'''

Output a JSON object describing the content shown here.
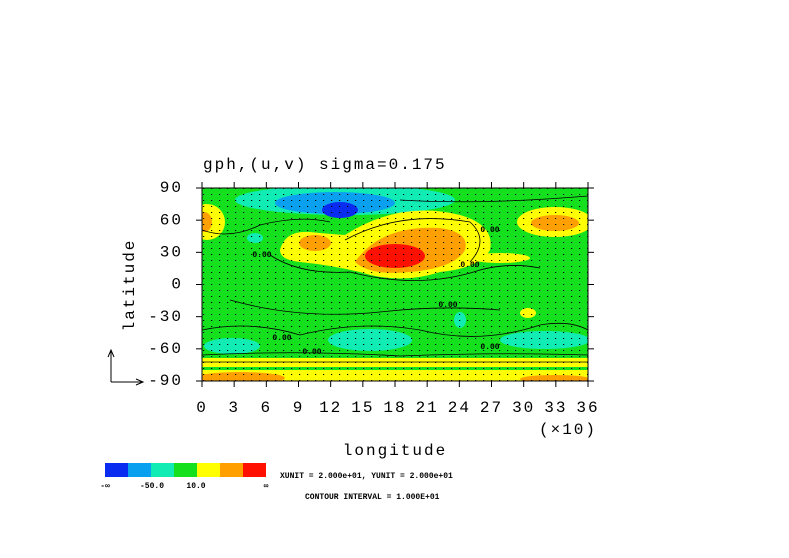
{
  "chart_data": {
    "type": "contour",
    "title": "gph,(u,v) sigma=0.175",
    "x_label": "longitude",
    "y_label": "latitude",
    "x_multiplier": "(×10)",
    "xlim": [
      0,
      36
    ],
    "xticks": [
      0,
      3,
      6,
      9,
      12,
      15,
      18,
      21,
      24,
      27,
      30,
      33,
      36
    ],
    "ylim": [
      -90,
      90
    ],
    "yticks": [
      90,
      60,
      30,
      0,
      -30,
      -60,
      -90
    ],
    "contour_labels": [
      "0.00",
      "0.00",
      "0.00",
      "0.00",
      "0.00",
      "0.00",
      "0.00"
    ],
    "colorbar": {
      "colors": [
        "#0a2cf0",
        "#0aa0f0",
        "#10ecb4",
        "#14e01e",
        "#ffff00",
        "#ffa000",
        "#ff1000"
      ],
      "labels": [
        "-∞",
        "-50.0",
        "10.0",
        "∞"
      ]
    },
    "unit_note": "XUNIT = 2.000e+01, YUNIT = 2.000e+01",
    "contour_interval": "CONTOUR INTERVAL = 1.000E+01"
  }
}
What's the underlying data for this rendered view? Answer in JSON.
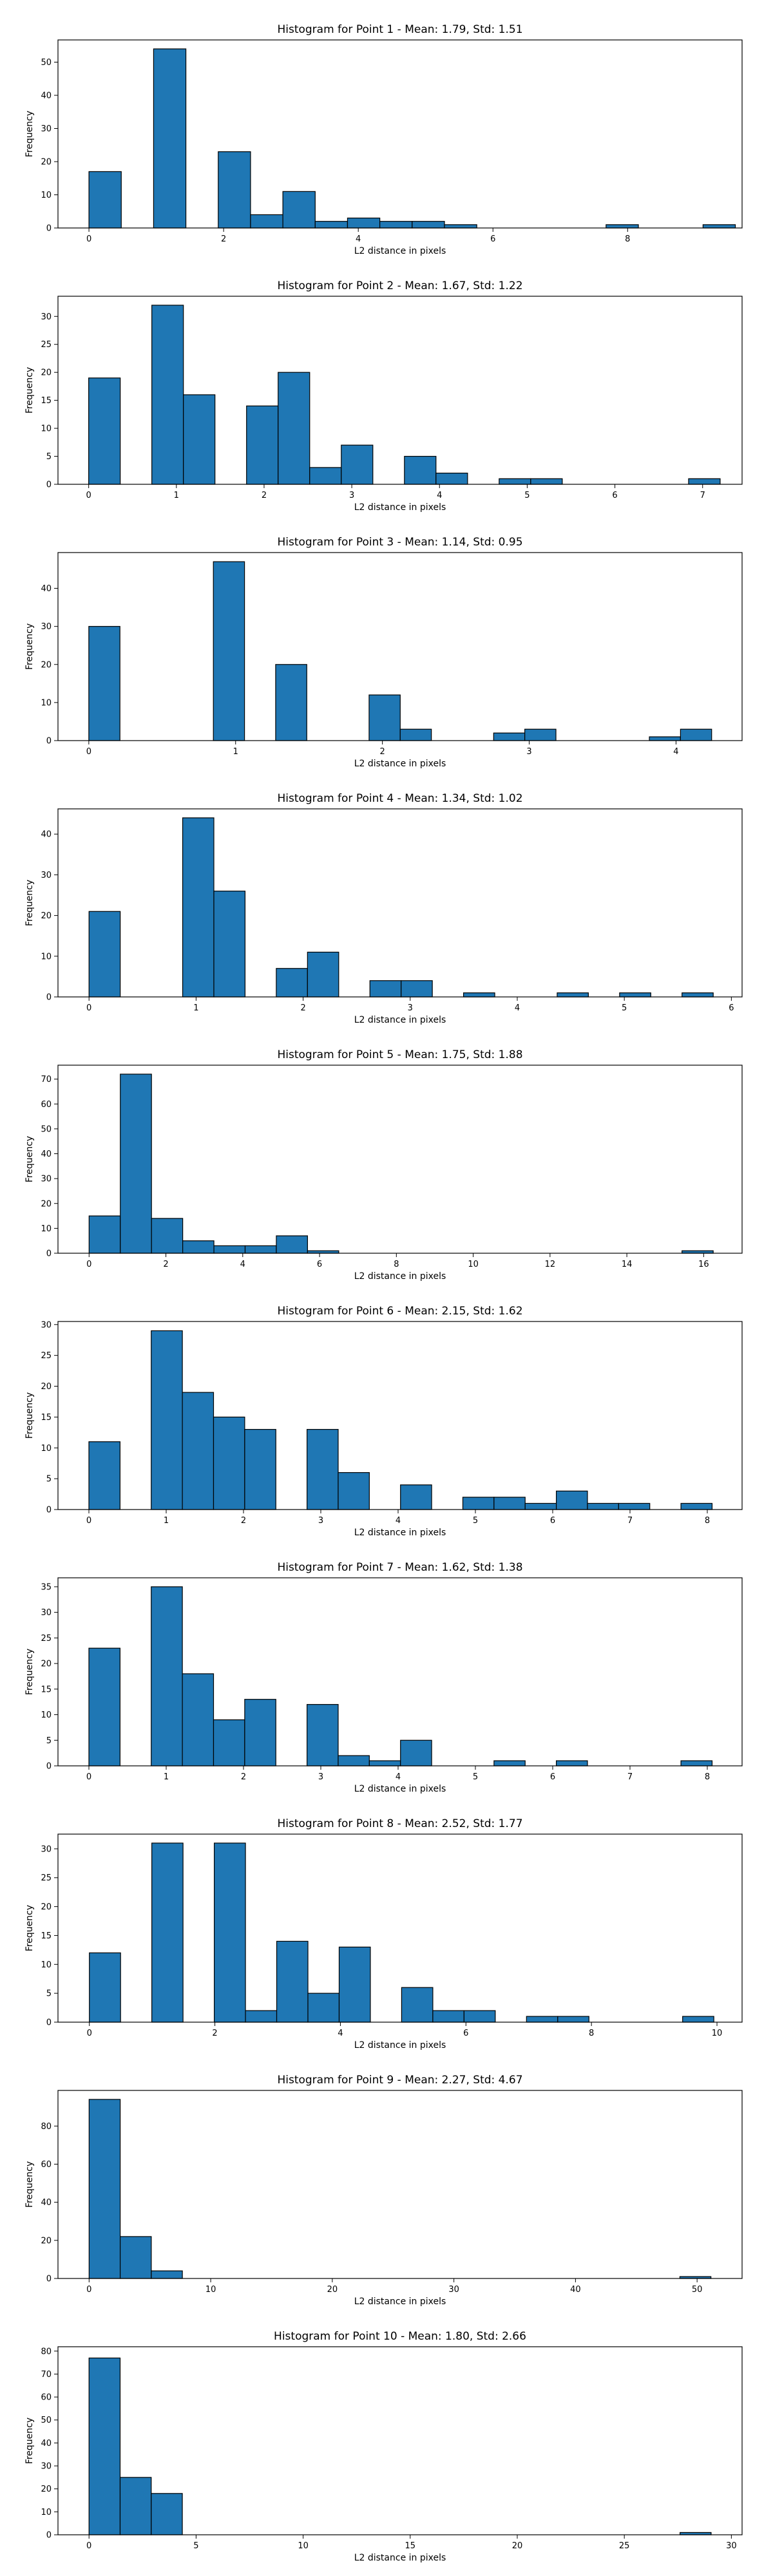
{
  "chart_data": [
    {
      "type": "bar",
      "title": "Histogram for Point 1 - Mean: 1.79, Std: 1.51",
      "xlabel": "L2 distance in pixels",
      "ylabel": "Frequency",
      "xlim": [
        -0.46,
        9.7
      ],
      "ylim": [
        0,
        56.7
      ],
      "xticks": [
        0,
        2,
        4,
        6,
        8
      ],
      "yticks": [
        0,
        10,
        20,
        30,
        40,
        50
      ],
      "bin_edges": [
        0,
        0.48,
        0.96,
        1.44,
        1.92,
        2.4,
        2.88,
        3.36,
        3.84,
        4.32,
        4.8,
        5.28,
        5.76,
        6.24,
        6.72,
        7.2,
        7.68,
        8.16,
        8.64,
        9.12,
        9.6
      ],
      "values": [
        17,
        0,
        54,
        0,
        23,
        4,
        11,
        2,
        3,
        2,
        2,
        1,
        0,
        0,
        0,
        0,
        1,
        0,
        0,
        1
      ]
    },
    {
      "type": "bar",
      "title": "Histogram for Point 2 - Mean: 1.67, Std: 1.22",
      "xlabel": "L2 distance in pixels",
      "ylabel": "Frequency",
      "xlim": [
        -0.35,
        7.45
      ],
      "ylim": [
        0,
        33.6
      ],
      "xticks": [
        0,
        1,
        2,
        3,
        4,
        5,
        6,
        7
      ],
      "yticks": [
        0,
        5,
        10,
        15,
        20,
        25,
        30
      ],
      "bin_edges": [
        0,
        0.36,
        0.72,
        1.08,
        1.44,
        1.8,
        2.16,
        2.52,
        2.88,
        3.24,
        3.6,
        3.96,
        4.32,
        4.68,
        5.04,
        5.4,
        5.76,
        6.12,
        6.48,
        6.84,
        7.2
      ],
      "values": [
        19,
        0,
        32,
        16,
        0,
        14,
        20,
        3,
        7,
        0,
        5,
        2,
        0,
        1,
        1,
        0,
        0,
        0,
        0,
        1
      ]
    },
    {
      "type": "bar",
      "title": "Histogram for Point 3 - Mean: 1.14, Std: 0.95",
      "xlabel": "L2 distance in pixels",
      "ylabel": "Frequency",
      "xlim": [
        -0.21,
        4.45
      ],
      "ylim": [
        0,
        49.4
      ],
      "xticks": [
        0,
        1,
        2,
        3,
        4
      ],
      "yticks": [
        0,
        10,
        20,
        30,
        40
      ],
      "bin_edges": [
        0,
        0.2121,
        0.4243,
        0.6364,
        0.8485,
        1.0607,
        1.2728,
        1.4849,
        1.6971,
        1.9092,
        2.1213,
        2.3335,
        2.5456,
        2.7577,
        2.9698,
        3.182,
        3.3941,
        3.6062,
        3.8184,
        4.0305,
        4.2426
      ],
      "values": [
        30,
        0,
        0,
        0,
        47,
        0,
        20,
        0,
        0,
        12,
        3,
        0,
        0,
        2,
        3,
        0,
        0,
        0,
        1,
        3
      ]
    },
    {
      "type": "bar",
      "title": "Histogram for Point 4 - Mean: 1.34, Std: 1.02",
      "xlabel": "L2 distance in pixels",
      "ylabel": "Frequency",
      "xlim": [
        -0.29,
        6.1
      ],
      "ylim": [
        0,
        46.2
      ],
      "xticks": [
        0,
        1,
        2,
        3,
        4,
        5,
        6
      ],
      "yticks": [
        0,
        10,
        20,
        30,
        40
      ],
      "bin_edges": [
        0,
        0.2915,
        0.583,
        0.8746,
        1.1661,
        1.4576,
        1.7491,
        2.0406,
        2.3322,
        2.6237,
        2.9152,
        3.2067,
        3.4982,
        3.7898,
        4.0813,
        4.3728,
        4.6643,
        4.9558,
        5.2474,
        5.5389,
        5.8304
      ],
      "values": [
        21,
        0,
        0,
        44,
        26,
        0,
        7,
        11,
        0,
        4,
        4,
        0,
        1,
        0,
        0,
        1,
        0,
        1,
        0,
        1
      ]
    },
    {
      "type": "bar",
      "title": "Histogram for Point 5 - Mean: 1.75, Std: 1.88",
      "xlabel": "L2 distance in pixels",
      "ylabel": "Frequency",
      "xlim": [
        -0.81,
        17.0
      ],
      "ylim": [
        0,
        75.6
      ],
      "xticks": [
        0,
        2,
        4,
        6,
        8,
        10,
        12,
        14,
        16
      ],
      "yticks": [
        0,
        10,
        20,
        30,
        40,
        50,
        60,
        70
      ],
      "bin_edges": [
        0,
        0.8124,
        1.6248,
        2.4372,
        3.2496,
        4.062,
        4.8744,
        5.6868,
        6.4992,
        7.3116,
        8.124,
        8.9364,
        9.7488,
        10.5612,
        11.3736,
        12.186,
        12.9984,
        13.8108,
        14.6232,
        15.4356,
        16.248
      ],
      "values": [
        15,
        72,
        14,
        5,
        3,
        3,
        7,
        1,
        0,
        0,
        0,
        0,
        0,
        0,
        0,
        0,
        0,
        0,
        0,
        1
      ]
    },
    {
      "type": "bar",
      "title": "Histogram for Point 6 - Mean: 2.15, Std: 1.62",
      "xlabel": "L2 distance in pixels",
      "ylabel": "Frequency",
      "xlim": [
        -0.4,
        8.45
      ],
      "ylim": [
        0,
        30.5
      ],
      "xticks": [
        0,
        1,
        2,
        3,
        4,
        5,
        6,
        7,
        8
      ],
      "yticks": [
        0,
        5,
        10,
        15,
        20,
        25,
        30
      ],
      "bin_edges": [
        0,
        0.4031,
        0.8062,
        1.2093,
        1.6125,
        2.0156,
        2.4187,
        2.8218,
        3.2249,
        3.628,
        4.0311,
        4.4342,
        4.8374,
        5.2405,
        5.6436,
        6.0467,
        6.4498,
        6.8529,
        7.256,
        7.6592,
        8.0623
      ],
      "values": [
        11,
        0,
        29,
        19,
        15,
        13,
        0,
        13,
        6,
        0,
        4,
        0,
        2,
        2,
        1,
        3,
        1,
        1,
        0,
        1
      ]
    },
    {
      "type": "bar",
      "title": "Histogram for Point 7 - Mean: 1.62, Std: 1.38",
      "xlabel": "L2 distance in pixels",
      "ylabel": "Frequency",
      "xlim": [
        -0.4,
        8.45
      ],
      "ylim": [
        0,
        36.75
      ],
      "xticks": [
        0,
        1,
        2,
        3,
        4,
        5,
        6,
        7,
        8
      ],
      "yticks": [
        0,
        5,
        10,
        15,
        20,
        25,
        30,
        35
      ],
      "bin_edges": [
        0,
        0.4031,
        0.8062,
        1.2093,
        1.6125,
        2.0156,
        2.4187,
        2.8218,
        3.2249,
        3.628,
        4.0311,
        4.4342,
        4.8374,
        5.2405,
        5.6436,
        6.0467,
        6.4498,
        6.8529,
        7.256,
        7.6592,
        8.0623
      ],
      "values": [
        23,
        0,
        35,
        18,
        9,
        13,
        0,
        12,
        2,
        1,
        5,
        0,
        0,
        1,
        0,
        1,
        0,
        0,
        0,
        1
      ]
    },
    {
      "type": "bar",
      "title": "Histogram for Point 8 - Mean: 2.52, Std: 1.77",
      "xlabel": "L2 distance in pixels",
      "ylabel": "Frequency",
      "xlim": [
        -0.5,
        10.4
      ],
      "ylim": [
        0,
        32.55
      ],
      "xticks": [
        0,
        2,
        4,
        6,
        8,
        10
      ],
      "yticks": [
        0,
        5,
        10,
        15,
        20,
        25,
        30
      ],
      "bin_edges": [
        0,
        0.4975,
        0.995,
        1.4925,
        1.99,
        2.4875,
        2.985,
        3.4825,
        3.98,
        4.4775,
        4.975,
        5.4725,
        5.97,
        6.4675,
        6.965,
        7.4625,
        7.96,
        8.4575,
        8.955,
        9.4525,
        9.95
      ],
      "values": [
        12,
        0,
        31,
        0,
        31,
        2,
        14,
        5,
        13,
        0,
        6,
        2,
        2,
        0,
        1,
        1,
        0,
        0,
        0,
        1
      ]
    },
    {
      "type": "bar",
      "title": "Histogram for Point 9 - Mean: 2.27, Std: 4.67",
      "xlabel": "L2 distance in pixels",
      "ylabel": "Frequency",
      "xlim": [
        -2.56,
        53.7
      ],
      "ylim": [
        0,
        98.7
      ],
      "xticks": [
        0,
        10,
        20,
        30,
        40,
        50
      ],
      "yticks": [
        0,
        20,
        40,
        60,
        80
      ],
      "bin_edges": [
        0,
        2.557,
        5.114,
        7.671,
        10.228,
        12.785,
        15.342,
        17.899,
        20.456,
        23.013,
        25.57,
        28.127,
        30.684,
        33.241,
        35.798,
        38.355,
        40.912,
        43.469,
        46.026,
        48.583,
        51.14
      ],
      "values": [
        94,
        22,
        4,
        0,
        0,
        0,
        0,
        0,
        0,
        0,
        0,
        0,
        0,
        0,
        0,
        0,
        0,
        0,
        0,
        1
      ]
    },
    {
      "type": "bar",
      "title": "Histogram for Point 10 - Mean: 1.80, Std: 2.66",
      "xlabel": "L2 distance in pixels",
      "ylabel": "Frequency",
      "xlim": [
        -1.45,
        30.5
      ],
      "ylim": [
        0,
        81.9
      ],
      "xticks": [
        0,
        5,
        10,
        15,
        20,
        25,
        30
      ],
      "yticks": [
        0,
        10,
        20,
        30,
        40,
        50,
        60,
        70,
        80
      ],
      "bin_edges": [
        0,
        1.4527,
        2.9054,
        4.3581,
        5.8108,
        7.2635,
        8.7162,
        10.1689,
        11.6216,
        13.0743,
        14.527,
        15.9797,
        17.4324,
        18.8851,
        20.3378,
        21.7905,
        23.2432,
        24.6959,
        26.1486,
        27.6013,
        29.054
      ],
      "values": [
        77,
        25,
        18,
        0,
        0,
        0,
        0,
        0,
        0,
        0,
        0,
        0,
        0,
        0,
        0,
        0,
        0,
        0,
        0,
        1
      ]
    }
  ]
}
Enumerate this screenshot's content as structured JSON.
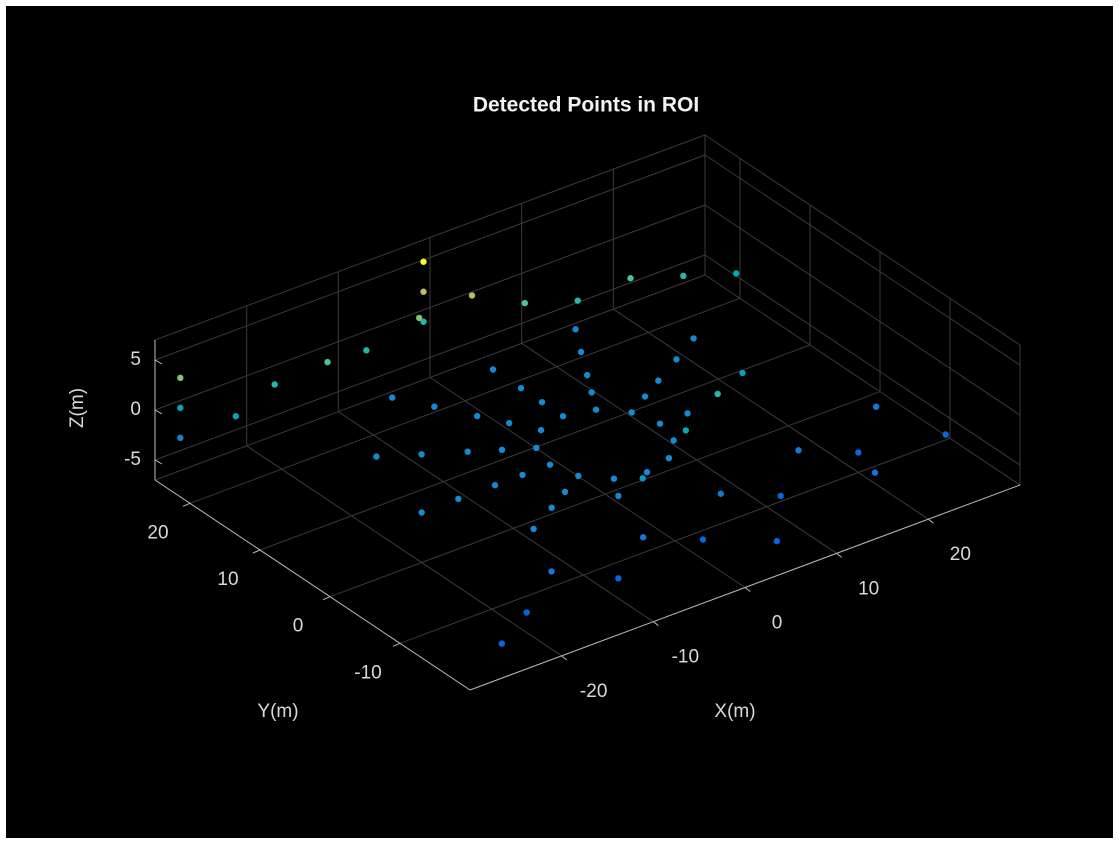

'''

* **Exercise details**
Copy out every line of the data that includes "Point".

* **Response**
      "title": "Histogram for Point 1 - Mean: 1.79, Std: 1.51",
      "title": "Histogram for Point 2 - Mean: 1.67, Std: 1.22",
      "title": "Histogram for Point 3 - Mean: 1.14, Std: 0.95",
      "title": "Histogram for Point 4 - Mean: 1.34, Std: 1.02",
      "title": "Histogram for Point 5 - Mean: 1.75, Std: 1.88",
      "title": "Histogram for Point 6 - Mean: 2.15, Std: 1.62",
      "title": "Histogram for Point 7 - Mean: 1.62, Std: 1.38",
      "title": "Histogram for Point 8 - Mean: 2.52, Std: 1.77",
      "title": "Histogram for Point 9 - Mean: 2.27, Std: 4.67",
      "title": "Histogram for Point 10 - Mean: 1.80, Std: 2.66",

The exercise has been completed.